### Your goal:
Tell how many lines include the string "ruoyi". Answer with a single number.

====

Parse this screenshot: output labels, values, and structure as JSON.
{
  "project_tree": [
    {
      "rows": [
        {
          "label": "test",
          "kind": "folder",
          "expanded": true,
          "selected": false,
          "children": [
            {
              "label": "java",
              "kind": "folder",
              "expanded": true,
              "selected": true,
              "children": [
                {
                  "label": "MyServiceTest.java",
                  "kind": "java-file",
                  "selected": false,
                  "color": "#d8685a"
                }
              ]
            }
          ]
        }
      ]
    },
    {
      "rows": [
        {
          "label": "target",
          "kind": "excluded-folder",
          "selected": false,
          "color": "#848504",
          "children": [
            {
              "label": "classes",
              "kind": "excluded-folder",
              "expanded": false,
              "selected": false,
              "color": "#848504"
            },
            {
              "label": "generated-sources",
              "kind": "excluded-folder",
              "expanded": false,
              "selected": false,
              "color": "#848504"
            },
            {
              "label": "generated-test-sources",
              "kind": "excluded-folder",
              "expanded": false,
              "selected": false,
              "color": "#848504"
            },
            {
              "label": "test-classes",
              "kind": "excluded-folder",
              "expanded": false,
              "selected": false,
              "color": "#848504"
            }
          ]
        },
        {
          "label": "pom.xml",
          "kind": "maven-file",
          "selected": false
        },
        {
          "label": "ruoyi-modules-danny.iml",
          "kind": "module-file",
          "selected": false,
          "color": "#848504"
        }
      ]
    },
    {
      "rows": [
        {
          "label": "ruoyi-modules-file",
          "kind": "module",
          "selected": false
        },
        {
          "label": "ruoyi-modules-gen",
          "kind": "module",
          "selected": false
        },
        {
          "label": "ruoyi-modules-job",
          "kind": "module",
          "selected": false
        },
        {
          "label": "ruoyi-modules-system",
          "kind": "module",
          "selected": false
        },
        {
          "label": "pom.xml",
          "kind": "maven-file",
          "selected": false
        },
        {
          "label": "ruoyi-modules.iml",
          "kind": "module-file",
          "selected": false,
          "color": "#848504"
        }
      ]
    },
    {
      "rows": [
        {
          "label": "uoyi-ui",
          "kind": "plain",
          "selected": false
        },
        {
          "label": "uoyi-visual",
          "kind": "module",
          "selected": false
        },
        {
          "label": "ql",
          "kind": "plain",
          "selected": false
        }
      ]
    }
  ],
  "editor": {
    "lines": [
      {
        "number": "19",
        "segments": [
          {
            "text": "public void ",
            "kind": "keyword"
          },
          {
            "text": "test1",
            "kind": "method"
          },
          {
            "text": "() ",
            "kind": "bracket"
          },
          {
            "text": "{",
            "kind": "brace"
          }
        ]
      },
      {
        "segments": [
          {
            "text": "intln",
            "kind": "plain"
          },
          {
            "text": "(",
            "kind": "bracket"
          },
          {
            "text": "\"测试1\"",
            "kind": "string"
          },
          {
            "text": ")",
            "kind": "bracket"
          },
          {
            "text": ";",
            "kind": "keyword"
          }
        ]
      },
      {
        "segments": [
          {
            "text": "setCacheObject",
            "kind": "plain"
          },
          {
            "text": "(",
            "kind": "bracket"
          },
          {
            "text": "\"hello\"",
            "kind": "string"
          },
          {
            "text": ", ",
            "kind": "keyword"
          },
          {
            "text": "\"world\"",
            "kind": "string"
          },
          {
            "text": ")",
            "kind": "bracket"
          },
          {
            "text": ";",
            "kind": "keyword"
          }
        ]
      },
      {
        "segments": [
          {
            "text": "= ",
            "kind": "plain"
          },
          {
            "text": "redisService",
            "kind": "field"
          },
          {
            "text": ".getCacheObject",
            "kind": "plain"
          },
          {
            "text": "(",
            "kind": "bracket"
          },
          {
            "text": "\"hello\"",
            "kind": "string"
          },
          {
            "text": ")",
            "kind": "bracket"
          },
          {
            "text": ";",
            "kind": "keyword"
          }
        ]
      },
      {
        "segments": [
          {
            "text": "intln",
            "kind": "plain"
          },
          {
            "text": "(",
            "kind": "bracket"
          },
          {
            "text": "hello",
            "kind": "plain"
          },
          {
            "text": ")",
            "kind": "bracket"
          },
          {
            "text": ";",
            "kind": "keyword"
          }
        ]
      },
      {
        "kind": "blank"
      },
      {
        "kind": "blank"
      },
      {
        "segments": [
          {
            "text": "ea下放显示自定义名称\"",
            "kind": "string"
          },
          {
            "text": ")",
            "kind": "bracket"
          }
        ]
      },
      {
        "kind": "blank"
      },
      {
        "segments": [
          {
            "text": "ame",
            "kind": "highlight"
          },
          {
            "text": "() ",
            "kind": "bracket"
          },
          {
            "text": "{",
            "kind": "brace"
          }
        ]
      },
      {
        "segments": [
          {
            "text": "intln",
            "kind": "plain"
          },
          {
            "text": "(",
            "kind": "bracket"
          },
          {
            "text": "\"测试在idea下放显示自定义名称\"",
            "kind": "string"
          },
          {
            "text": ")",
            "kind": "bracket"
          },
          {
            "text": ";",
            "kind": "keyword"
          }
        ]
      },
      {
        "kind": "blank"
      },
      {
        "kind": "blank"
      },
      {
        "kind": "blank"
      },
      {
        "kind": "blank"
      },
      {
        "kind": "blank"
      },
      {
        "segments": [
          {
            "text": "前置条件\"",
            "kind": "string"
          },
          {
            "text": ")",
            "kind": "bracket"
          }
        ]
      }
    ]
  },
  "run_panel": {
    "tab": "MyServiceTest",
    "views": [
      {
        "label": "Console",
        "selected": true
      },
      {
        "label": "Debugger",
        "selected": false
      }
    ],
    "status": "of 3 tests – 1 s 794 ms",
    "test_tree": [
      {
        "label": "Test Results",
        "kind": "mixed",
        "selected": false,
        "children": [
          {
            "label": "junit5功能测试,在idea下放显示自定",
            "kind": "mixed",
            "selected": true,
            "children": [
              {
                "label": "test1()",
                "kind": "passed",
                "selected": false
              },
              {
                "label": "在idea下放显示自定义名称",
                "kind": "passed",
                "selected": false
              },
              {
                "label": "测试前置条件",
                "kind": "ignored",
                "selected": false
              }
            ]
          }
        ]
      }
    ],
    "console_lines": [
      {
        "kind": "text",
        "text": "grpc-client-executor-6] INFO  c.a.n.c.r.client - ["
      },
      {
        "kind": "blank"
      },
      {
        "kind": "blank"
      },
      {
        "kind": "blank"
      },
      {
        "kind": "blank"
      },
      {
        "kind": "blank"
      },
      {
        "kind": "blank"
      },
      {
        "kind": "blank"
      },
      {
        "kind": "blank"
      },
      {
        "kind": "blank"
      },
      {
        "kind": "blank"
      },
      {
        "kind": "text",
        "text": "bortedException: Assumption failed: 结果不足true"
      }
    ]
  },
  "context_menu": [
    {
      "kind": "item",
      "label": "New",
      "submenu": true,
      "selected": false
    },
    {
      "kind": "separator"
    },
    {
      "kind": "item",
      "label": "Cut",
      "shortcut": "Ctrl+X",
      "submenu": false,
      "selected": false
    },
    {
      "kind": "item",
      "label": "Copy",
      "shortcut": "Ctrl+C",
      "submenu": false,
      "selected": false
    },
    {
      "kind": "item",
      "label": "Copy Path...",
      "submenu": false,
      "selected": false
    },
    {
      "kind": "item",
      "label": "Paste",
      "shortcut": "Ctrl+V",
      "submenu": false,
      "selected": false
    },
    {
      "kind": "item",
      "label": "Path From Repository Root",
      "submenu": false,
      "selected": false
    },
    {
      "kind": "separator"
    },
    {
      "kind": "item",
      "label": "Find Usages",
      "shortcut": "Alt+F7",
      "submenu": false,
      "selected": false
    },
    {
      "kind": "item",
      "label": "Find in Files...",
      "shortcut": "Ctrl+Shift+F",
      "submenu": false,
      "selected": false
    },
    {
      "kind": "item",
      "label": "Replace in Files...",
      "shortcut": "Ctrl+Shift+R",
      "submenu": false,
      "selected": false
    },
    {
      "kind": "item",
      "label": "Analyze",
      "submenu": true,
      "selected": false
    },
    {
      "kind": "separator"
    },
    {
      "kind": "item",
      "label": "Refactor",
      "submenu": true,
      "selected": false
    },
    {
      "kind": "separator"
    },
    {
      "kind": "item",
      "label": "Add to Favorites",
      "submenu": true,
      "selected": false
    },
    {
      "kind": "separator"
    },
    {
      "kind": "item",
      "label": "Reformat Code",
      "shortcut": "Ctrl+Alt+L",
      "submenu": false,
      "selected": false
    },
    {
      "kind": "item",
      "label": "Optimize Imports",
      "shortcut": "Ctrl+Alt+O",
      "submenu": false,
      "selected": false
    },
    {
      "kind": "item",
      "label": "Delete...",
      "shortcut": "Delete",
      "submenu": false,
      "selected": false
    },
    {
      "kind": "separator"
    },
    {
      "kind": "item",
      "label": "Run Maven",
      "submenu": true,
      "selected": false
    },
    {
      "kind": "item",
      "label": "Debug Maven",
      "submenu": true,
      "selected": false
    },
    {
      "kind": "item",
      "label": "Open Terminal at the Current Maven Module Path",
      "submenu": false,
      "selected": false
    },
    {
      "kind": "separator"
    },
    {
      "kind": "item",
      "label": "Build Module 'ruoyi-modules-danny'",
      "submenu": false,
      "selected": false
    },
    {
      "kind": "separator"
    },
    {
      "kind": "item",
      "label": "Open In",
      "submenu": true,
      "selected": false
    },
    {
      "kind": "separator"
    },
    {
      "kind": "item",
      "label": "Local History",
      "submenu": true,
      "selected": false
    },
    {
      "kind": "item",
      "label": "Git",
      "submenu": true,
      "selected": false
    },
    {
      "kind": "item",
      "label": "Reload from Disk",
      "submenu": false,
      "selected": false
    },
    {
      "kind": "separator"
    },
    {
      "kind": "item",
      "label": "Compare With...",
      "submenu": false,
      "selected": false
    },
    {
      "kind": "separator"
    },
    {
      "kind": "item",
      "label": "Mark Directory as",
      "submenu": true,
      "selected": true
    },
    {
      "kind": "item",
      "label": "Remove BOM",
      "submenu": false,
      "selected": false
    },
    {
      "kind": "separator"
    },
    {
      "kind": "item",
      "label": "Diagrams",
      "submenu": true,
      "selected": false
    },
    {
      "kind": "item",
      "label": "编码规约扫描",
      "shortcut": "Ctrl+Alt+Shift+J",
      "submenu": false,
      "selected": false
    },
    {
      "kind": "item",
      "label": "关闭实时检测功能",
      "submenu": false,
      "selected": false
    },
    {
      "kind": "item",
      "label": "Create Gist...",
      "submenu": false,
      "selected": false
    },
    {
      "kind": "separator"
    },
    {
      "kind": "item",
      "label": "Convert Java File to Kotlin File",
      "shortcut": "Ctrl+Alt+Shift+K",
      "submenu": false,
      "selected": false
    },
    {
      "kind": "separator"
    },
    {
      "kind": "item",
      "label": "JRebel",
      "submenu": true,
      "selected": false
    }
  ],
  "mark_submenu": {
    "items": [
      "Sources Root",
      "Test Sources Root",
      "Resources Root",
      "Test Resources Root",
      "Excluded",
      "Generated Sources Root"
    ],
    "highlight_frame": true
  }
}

====

### Final result:
7